**TASK GOAL**: Quote the records in full and leave their pictures out.

**MATERIAL SUPPLIED**:

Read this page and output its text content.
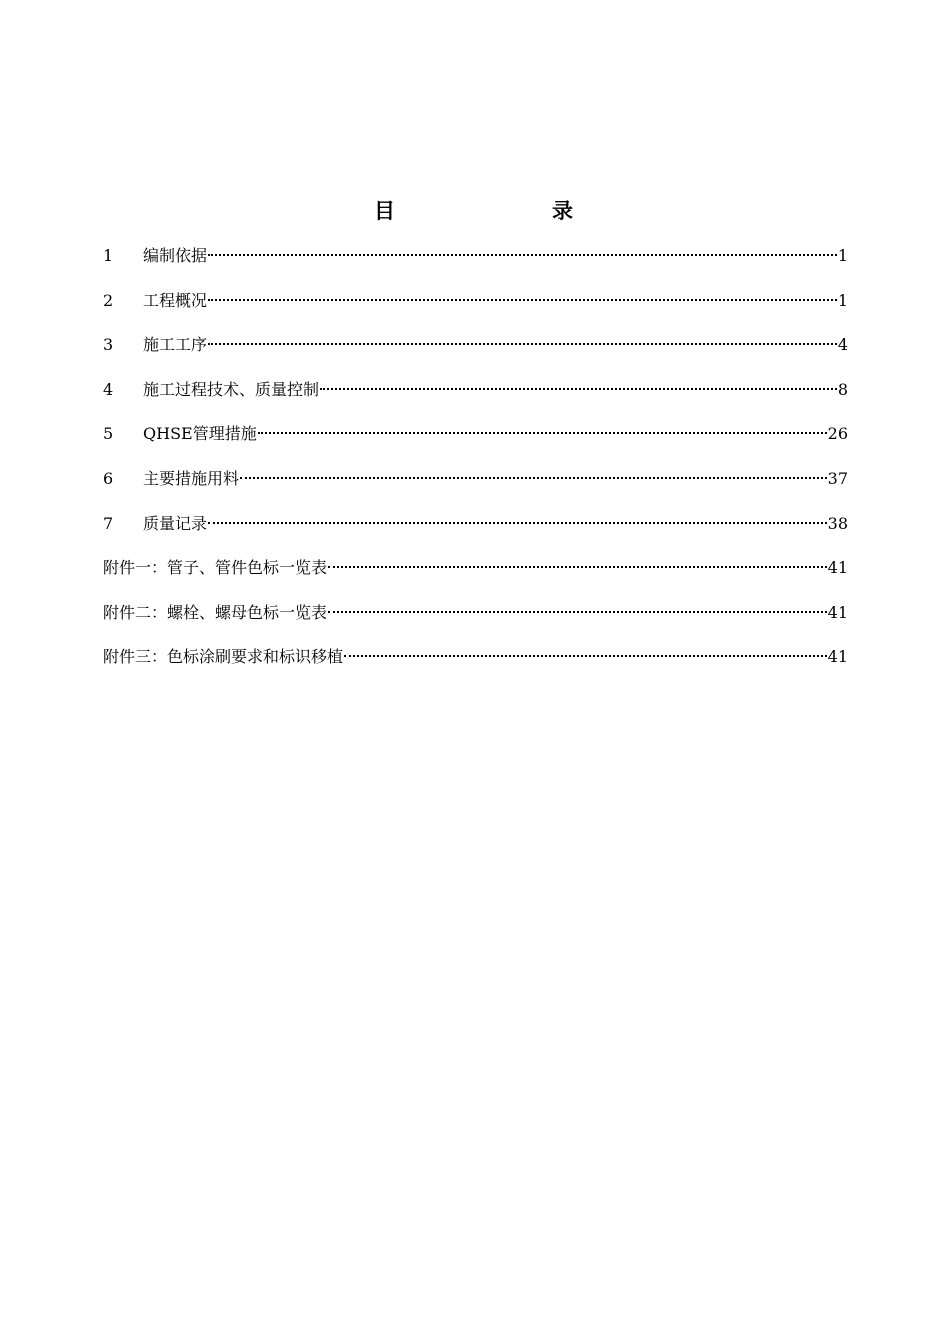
目	录
1	编制依据	1
2	工程概况	1
3	施工工序	4
4	施工过程技术、质量控制	8
5	QHSE管理措施	26
6	主要措施用料	37
7	质量记录	38
附件一：管子、管件色标一览表	41
附件二：螺栓、螺母色标一览表	41
附件三：色标涂刷要求和标识移植	41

**SOLUTION**:
Read this page and output its text content.
目	录
1	编制依据	1
2	工程概况	1
3	施工工序	4
4	施工过程技术、质量控制	8
5	QHSE管理措施	26
6	主要措施用料	37
7	质量记录	38
附件一：管子、管件色标一览表	41
附件二：螺栓、螺母色标一览表	41
附件三：色标涂刷要求和标识移植	41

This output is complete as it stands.